begin

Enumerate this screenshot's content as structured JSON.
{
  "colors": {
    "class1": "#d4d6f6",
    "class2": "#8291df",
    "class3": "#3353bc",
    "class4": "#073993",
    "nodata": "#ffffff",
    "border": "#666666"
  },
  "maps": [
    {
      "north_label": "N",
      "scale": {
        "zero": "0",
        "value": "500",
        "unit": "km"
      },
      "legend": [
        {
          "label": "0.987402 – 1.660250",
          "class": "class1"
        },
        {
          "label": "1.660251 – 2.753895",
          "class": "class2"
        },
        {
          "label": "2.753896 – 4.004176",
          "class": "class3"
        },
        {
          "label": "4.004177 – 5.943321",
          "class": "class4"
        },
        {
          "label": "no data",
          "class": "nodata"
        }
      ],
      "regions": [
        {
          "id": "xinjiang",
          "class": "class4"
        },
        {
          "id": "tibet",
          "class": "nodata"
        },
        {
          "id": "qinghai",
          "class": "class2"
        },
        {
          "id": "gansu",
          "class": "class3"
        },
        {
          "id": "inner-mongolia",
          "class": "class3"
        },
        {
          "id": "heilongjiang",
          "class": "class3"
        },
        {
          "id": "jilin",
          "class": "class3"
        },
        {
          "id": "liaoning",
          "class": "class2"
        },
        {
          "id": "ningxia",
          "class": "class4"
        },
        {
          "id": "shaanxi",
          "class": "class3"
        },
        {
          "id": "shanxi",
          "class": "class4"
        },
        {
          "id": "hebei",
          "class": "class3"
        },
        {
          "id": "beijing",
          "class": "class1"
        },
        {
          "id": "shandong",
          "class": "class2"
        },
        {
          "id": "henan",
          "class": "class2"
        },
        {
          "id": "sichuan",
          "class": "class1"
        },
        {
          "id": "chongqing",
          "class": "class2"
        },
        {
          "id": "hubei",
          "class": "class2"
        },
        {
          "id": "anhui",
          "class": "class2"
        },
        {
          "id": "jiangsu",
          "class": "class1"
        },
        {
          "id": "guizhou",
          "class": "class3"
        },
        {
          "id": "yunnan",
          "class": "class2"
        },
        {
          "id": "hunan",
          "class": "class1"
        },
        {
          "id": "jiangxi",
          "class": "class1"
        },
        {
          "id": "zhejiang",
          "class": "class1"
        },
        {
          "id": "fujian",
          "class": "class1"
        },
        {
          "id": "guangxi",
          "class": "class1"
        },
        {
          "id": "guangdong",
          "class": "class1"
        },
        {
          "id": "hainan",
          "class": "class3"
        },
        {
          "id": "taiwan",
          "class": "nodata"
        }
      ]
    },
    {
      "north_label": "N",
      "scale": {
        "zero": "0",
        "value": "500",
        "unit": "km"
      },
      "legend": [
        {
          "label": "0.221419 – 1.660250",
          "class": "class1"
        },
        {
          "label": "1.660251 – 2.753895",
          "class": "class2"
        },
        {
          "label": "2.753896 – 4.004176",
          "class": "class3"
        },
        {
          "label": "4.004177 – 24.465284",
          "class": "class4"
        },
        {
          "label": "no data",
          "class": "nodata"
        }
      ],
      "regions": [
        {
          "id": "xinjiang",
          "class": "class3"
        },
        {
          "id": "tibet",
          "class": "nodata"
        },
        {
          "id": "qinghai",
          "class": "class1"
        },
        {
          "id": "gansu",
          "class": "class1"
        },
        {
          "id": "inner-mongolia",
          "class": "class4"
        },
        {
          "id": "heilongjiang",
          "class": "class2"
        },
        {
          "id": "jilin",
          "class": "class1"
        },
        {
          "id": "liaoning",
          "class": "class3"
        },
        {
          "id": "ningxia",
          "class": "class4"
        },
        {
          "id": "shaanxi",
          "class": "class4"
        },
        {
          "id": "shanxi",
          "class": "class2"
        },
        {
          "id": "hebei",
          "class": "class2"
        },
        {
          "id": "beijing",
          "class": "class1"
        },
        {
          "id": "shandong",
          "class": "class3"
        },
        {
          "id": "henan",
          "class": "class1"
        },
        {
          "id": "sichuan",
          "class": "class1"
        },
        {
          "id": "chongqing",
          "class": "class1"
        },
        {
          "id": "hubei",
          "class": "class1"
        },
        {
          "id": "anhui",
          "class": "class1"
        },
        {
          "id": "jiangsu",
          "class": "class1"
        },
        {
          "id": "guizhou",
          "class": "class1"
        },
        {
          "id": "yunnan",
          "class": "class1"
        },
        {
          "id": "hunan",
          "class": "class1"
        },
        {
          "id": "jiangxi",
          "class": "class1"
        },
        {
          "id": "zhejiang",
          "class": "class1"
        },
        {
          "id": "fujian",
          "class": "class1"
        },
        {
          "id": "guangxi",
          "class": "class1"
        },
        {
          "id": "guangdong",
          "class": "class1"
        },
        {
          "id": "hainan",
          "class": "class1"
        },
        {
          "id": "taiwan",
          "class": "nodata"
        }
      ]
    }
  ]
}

end

• Your objective: Transcribe all of the entries without altering anything.

• Output:
Enumerate this screenshot's content as structured JSON.
{
  "colors": {
    "class1": "#d4d6f6",
    "class2": "#8291df",
    "class3": "#3353bc",
    "class4": "#073993",
    "nodata": "#ffffff",
    "border": "#666666"
  },
  "maps": [
    {
      "north_label": "N",
      "scale": {
        "zero": "0",
        "value": "500",
        "unit": "km"
      },
      "legend": [
        {
          "label": "0.987402 – 1.660250",
          "class": "class1"
        },
        {
          "label": "1.660251 – 2.753895",
          "class": "class2"
        },
        {
          "label": "2.753896 – 4.004176",
          "class": "class3"
        },
        {
          "label": "4.004177 – 5.943321",
          "class": "class4"
        },
        {
          "label": "no data",
          "class": "nodata"
        }
      ],
      "regions": [
        {
          "id": "xinjiang",
          "class": "class4"
        },
        {
          "id": "tibet",
          "class": "nodata"
        },
        {
          "id": "qinghai",
          "class": "class2"
        },
        {
          "id": "gansu",
          "class": "class3"
        },
        {
          "id": "inner-mongolia",
          "class": "class3"
        },
        {
          "id": "heilongjiang",
          "class": "class3"
        },
        {
          "id": "jilin",
          "class": "class3"
        },
        {
          "id": "liaoning",
          "class": "class2"
        },
        {
          "id": "ningxia",
          "class": "class4"
        },
        {
          "id": "shaanxi",
          "class": "class3"
        },
        {
          "id": "shanxi",
          "class": "class4"
        },
        {
          "id": "hebei",
          "class": "class3"
        },
        {
          "id": "beijing",
          "class": "class1"
        },
        {
          "id": "shandong",
          "class": "class2"
        },
        {
          "id": "henan",
          "class": "class2"
        },
        {
          "id": "sichuan",
          "class": "class1"
        },
        {
          "id": "chongqing",
          "class": "class2"
        },
        {
          "id": "hubei",
          "class": "class2"
        },
        {
          "id": "anhui",
          "class": "class2"
        },
        {
          "id": "jiangsu",
          "class": "class1"
        },
        {
          "id": "guizhou",
          "class": "class3"
        },
        {
          "id": "yunnan",
          "class": "class2"
        },
        {
          "id": "hunan",
          "class": "class1"
        },
        {
          "id": "jiangxi",
          "class": "class1"
        },
        {
          "id": "zhejiang",
          "class": "class1"
        },
        {
          "id": "fujian",
          "class": "class1"
        },
        {
          "id": "guangxi",
          "class": "class1"
        },
        {
          "id": "guangdong",
          "class": "class1"
        },
        {
          "id": "hainan",
          "class": "class3"
        },
        {
          "id": "taiwan",
          "class": "nodata"
        }
      ]
    },
    {
      "north_label": "N",
      "scale": {
        "zero": "0",
        "value": "500",
        "unit": "km"
      },
      "legend": [
        {
          "label": "0.221419 – 1.660250",
          "class": "class1"
        },
        {
          "label": "1.660251 – 2.753895",
          "class": "class2"
        },
        {
          "label": "2.753896 – 4.004176",
          "class": "class3"
        },
        {
          "label": "4.004177 – 24.465284",
          "class": "class4"
        },
        {
          "label": "no data",
          "class": "nodata"
        }
      ],
      "regions": [
        {
          "id": "xinjiang",
          "class": "class3"
        },
        {
          "id": "tibet",
          "class": "nodata"
        },
        {
          "id": "qinghai",
          "class": "class1"
        },
        {
          "id": "gansu",
          "class": "class1"
        },
        {
          "id": "inner-mongolia",
          "class": "class4"
        },
        {
          "id": "heilongjiang",
          "class": "class2"
        },
        {
          "id": "jilin",
          "class": "class1"
        },
        {
          "id": "liaoning",
          "class": "class3"
        },
        {
          "id": "ningxia",
          "class": "class4"
        },
        {
          "id": "shaanxi",
          "class": "class4"
        },
        {
          "id": "shanxi",
          "class": "class2"
        },
        {
          "id": "hebei",
          "class": "class2"
        },
        {
          "id": "beijing",
          "class": "class1"
        },
        {
          "id": "shandong",
          "class": "class3"
        },
        {
          "id": "henan",
          "class": "class1"
        },
        {
          "id": "sichuan",
          "class": "class1"
        },
        {
          "id": "chongqing",
          "class": "class1"
        },
        {
          "id": "hubei",
          "class": "class1"
        },
        {
          "id": "anhui",
          "class": "class1"
        },
        {
          "id": "jiangsu",
          "class": "class1"
        },
        {
          "id": "guizhou",
          "class": "class1"
        },
        {
          "id": "yunnan",
          "class": "class1"
        },
        {
          "id": "hunan",
          "class": "class1"
        },
        {
          "id": "jiangxi",
          "class": "class1"
        },
        {
          "id": "zhejiang",
          "class": "class1"
        },
        {
          "id": "fujian",
          "class": "class1"
        },
        {
          "id": "guangxi",
          "class": "class1"
        },
        {
          "id": "guangdong",
          "class": "class1"
        },
        {
          "id": "hainan",
          "class": "class1"
        },
        {
          "id": "taiwan",
          "class": "nodata"
        }
      ]
    }
  ]
}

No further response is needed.